PROBLEM TO SOLVE ▸ Of all the lines in the material, how many include the word "gjzq"? Give only the number.

TASK INPUT ▸

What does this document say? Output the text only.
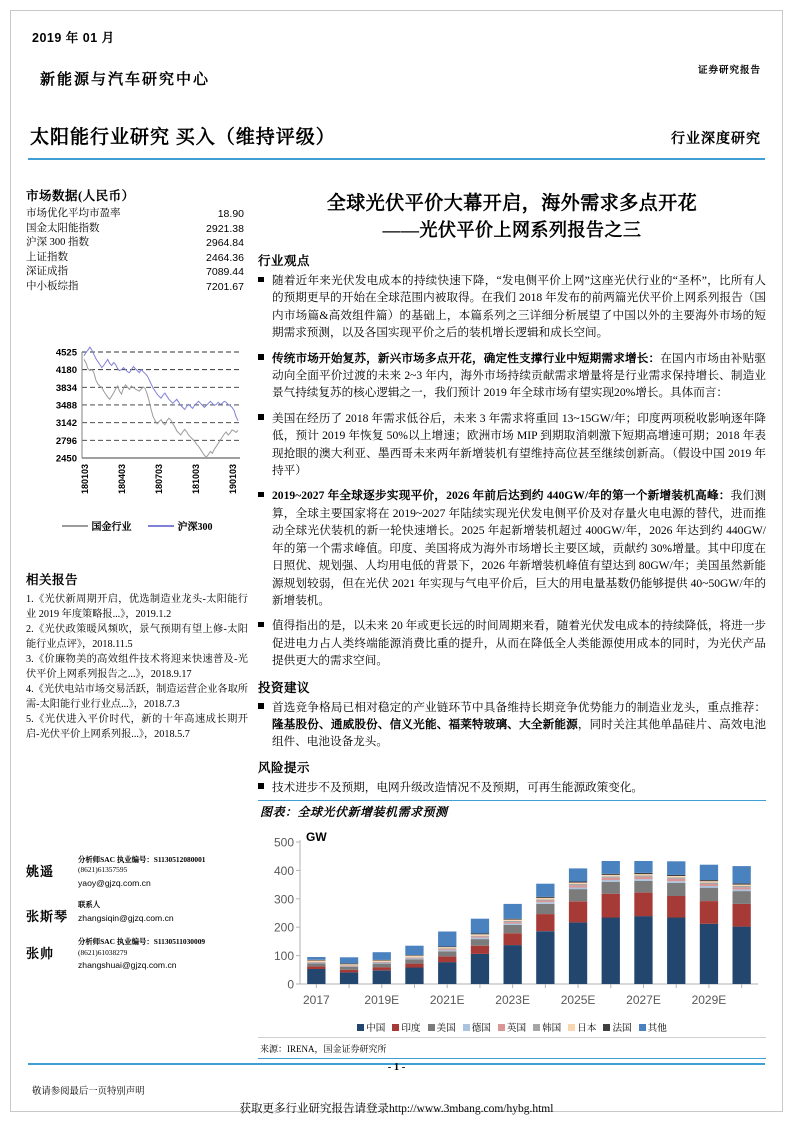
2019 年 01 月
证券研究报告
新能源与汽车研究中心
太阳能行业研究 买入（维持评级）	行业深度研究
市场数据(人民币）
市场优化平均市盈率	18.90
国金太阳能指数	2921.38
沪深 300 指数	2964.84
上证指数	2464.36
深证成指	7089.44
中小板综指	7201.67
2450
2796
3142
3488
3834
4180
4525
180103	180403	180703	181003	190103
国金行业	沪深300
相关报告
1.《光伏新周期开启，优选制造业龙头-太阳能行业 2019 年度策略报...》，2019.1.2
2.《光伏政策暖风频吹，景气预期有望上修-太阳能行业点评》，2018.11.5
3.《价廉物美的高效组件技术将迎来快速普及-光伏平价上网系列报告之...》，2018.9.17
4.《光伏电站市场交易活跃，制造运营企业各取所需-太阳能行业行业点...》，2018.7.3
5.《光伏进入平价时代，新的十年高速成长期开启-光伏平价上网系列报...》，2018.5.7
姚遥
分析师SAC 执业编号：S1130512080001
(8621)61357595
yaoy@gjzq.com.cn
张斯琴
联系人
zhangsiqin@gjzq.com.cn
张帅
分析师SAC 执业编号：S1130511030009
(8621)61038279
zhangshuai@gjzq.com.cn
全球光伏平价大幕开启，海外需求多点开花
——光伏平价上网系列报告之三
行业观点
随着近年来光伏发电成本的持续快速下降，“发电侧平价上网”这座光伏行业的“圣杯”，比所有人的预期更早的开始在全球范围内被取得。在我们 2018 年发布的前两篇光伏平价上网系列报告（国内市场篇&高效组件篇）的基础上，本篇系列之三详细分析展望了中国以外的主要海外市场的短期需求预测，以及各国实现平价之后的装机增长逻辑和成长空间。
传统市场开始复苏，新兴市场多点开花，确定性支撑行业中短期需求增长：在国内市场由补贴驱动向全面平价过渡的未来 2~3 年内，海外市场持续贡献需求增量将是行业需求保持增长、制造业景气持续复苏的核心逻辑之一，我们预计 2019 年全球市场有望实现20%增长。具体而言：
美国在经历了 2018 年需求低谷后，未来 3 年需求将重回 13~15GW/年；印度两项税收影响逐年降低，预计 2019 年恢复 50%以上增速；欧洲市场 MIP 到期取消刺激下短期高增速可期；2018 年表现抢眼的澳大利亚、墨西哥未来两年新增装机有望维持高位甚至继续创新高。（假设中国 2019 年持平）
2019~2027 年全球逐步实现平价，2026 年前后达到约 440GW/年的第一个新增装机高峰：我们测算，全球主要国家将在 2019~2027 年陆续实现光伏发电侧平价及对存量火电电源的替代，进而推动全球光伏装机的新一轮快速增长。2025 年起新增装机超过 400GW/年，2026 年达到约 440GW/年的第一个需求峰值。印度、美国将成为海外市场增长主要区域，贡献约 30%增量。其中印度在日照优、规划强、人均用电低的背景下，2026 年新增装机峰值有望达到 80GW/年；美国虽然新能源规划较弱，但在光伏 2021 年实现与气电平价后，巨大的用电量基数仍能够提供 40~50GW/年的新增装机。
值得指出的是，以未来 20 年或更长远的时间周期来看，随着光伏发电成本的持续降低，将进一步促进电力占人类终端能源消费比重的提升，从而在降低全人类能源使用成本的同时，为光伏产品提供更大的需求空间。
投资建议
首选竞争格局已相对稳定的产业链环节中具备维持长期竞争优势能力的制造业龙头，重点推荐：隆基股份、通威股份、信义光能、福莱特玻璃、大全新能源，同时关注其他单晶硅片、高效电池组件、电池设备龙头。
风险提示
技术进步不及预期，电网升级改造情况不及预期，可再生能源政策变化。
图表：全球光伏新增装机需求预测
0
100
200
300
400
500
2017	2019E	2021E	2023E	2025E	2027E	2029E
GW
中国 印度 美国 德国 英国 韩国 日本 法国 其他
来源：IRENA，国金证券研究所
- 1 -
敬请参阅最后一页特别声明
获取更多行业研究报告请登录http://www.3mbang.com/hybg.html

FINISHED TASK ▸ 3